EXERCISE> Only lines holding the word "Solid" should be copied from the material.

A block of data>
◆ ◆ ◆
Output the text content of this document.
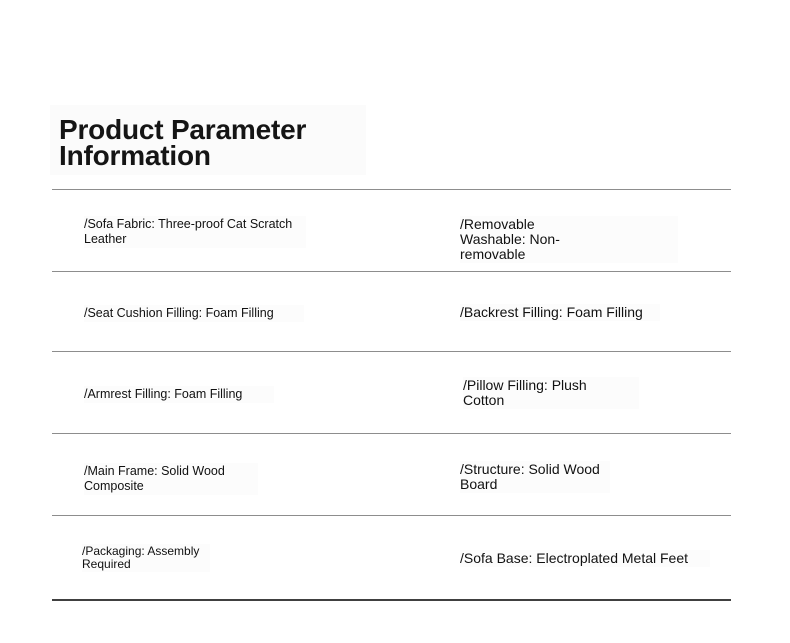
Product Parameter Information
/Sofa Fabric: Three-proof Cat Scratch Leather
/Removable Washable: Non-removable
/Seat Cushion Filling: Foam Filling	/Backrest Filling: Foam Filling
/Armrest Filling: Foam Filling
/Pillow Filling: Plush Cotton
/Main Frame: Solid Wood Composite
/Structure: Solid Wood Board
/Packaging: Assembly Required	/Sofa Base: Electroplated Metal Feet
◆ ◆ ◆
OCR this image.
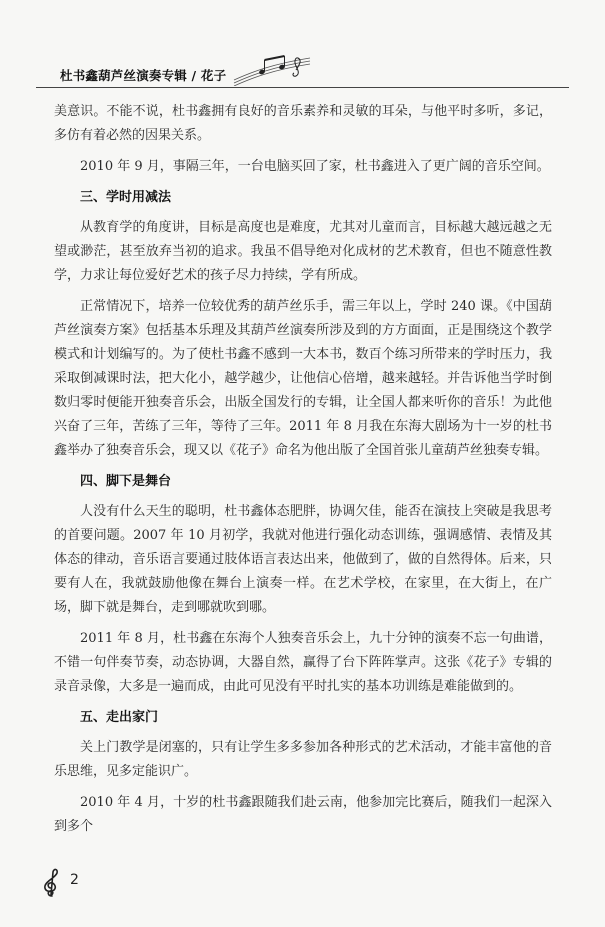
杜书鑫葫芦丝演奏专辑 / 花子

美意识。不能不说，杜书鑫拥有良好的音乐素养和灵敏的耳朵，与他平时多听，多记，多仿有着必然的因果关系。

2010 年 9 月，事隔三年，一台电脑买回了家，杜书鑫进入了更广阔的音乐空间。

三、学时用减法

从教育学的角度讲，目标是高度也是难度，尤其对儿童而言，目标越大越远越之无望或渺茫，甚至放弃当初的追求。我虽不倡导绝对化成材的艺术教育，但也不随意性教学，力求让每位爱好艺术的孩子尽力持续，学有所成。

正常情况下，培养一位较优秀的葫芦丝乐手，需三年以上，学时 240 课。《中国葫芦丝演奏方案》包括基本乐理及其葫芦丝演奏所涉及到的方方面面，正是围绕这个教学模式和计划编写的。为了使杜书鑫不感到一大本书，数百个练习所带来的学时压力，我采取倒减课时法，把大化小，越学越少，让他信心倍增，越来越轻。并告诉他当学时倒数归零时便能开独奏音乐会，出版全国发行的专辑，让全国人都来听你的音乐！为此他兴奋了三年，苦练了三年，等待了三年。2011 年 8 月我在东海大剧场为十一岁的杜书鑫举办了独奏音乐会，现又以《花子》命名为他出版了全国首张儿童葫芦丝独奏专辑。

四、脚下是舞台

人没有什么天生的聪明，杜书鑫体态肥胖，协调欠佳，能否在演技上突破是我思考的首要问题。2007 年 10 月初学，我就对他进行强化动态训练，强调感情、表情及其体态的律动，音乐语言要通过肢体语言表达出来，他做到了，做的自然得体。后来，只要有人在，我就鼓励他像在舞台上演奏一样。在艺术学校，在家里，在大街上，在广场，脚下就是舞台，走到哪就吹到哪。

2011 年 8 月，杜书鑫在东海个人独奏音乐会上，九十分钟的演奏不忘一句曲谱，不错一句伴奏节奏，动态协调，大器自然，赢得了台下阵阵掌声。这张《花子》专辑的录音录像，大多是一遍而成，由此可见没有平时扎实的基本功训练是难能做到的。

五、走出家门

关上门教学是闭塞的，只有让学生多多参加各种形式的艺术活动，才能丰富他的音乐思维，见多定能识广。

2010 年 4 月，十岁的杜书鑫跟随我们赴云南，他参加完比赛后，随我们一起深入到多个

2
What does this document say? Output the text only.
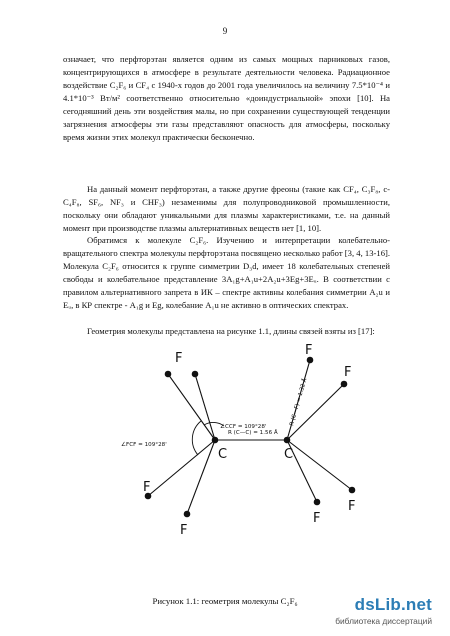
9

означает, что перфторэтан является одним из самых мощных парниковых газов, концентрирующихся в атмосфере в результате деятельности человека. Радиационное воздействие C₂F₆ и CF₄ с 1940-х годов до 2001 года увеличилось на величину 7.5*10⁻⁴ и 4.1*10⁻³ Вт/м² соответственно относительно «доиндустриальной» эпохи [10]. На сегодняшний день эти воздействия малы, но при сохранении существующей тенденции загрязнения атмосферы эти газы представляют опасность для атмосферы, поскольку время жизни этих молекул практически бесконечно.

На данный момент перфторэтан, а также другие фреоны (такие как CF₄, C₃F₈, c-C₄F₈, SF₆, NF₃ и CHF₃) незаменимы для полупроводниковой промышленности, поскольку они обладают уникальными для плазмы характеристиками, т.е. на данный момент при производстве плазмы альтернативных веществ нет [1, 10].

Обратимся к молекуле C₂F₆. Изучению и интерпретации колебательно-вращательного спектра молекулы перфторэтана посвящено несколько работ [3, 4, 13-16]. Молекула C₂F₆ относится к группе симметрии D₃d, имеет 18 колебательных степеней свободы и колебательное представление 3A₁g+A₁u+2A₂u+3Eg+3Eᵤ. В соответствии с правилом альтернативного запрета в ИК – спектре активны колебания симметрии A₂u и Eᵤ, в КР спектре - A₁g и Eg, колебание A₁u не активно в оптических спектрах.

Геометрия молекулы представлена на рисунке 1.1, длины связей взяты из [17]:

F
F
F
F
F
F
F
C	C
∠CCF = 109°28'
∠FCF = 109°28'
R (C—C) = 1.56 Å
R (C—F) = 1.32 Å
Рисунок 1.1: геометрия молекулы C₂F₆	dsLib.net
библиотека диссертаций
◆ ◆ ◆
EXPECTED ANSWER>
/Main Frame: Solid Wood Composite
/Structure: Solid Wood Board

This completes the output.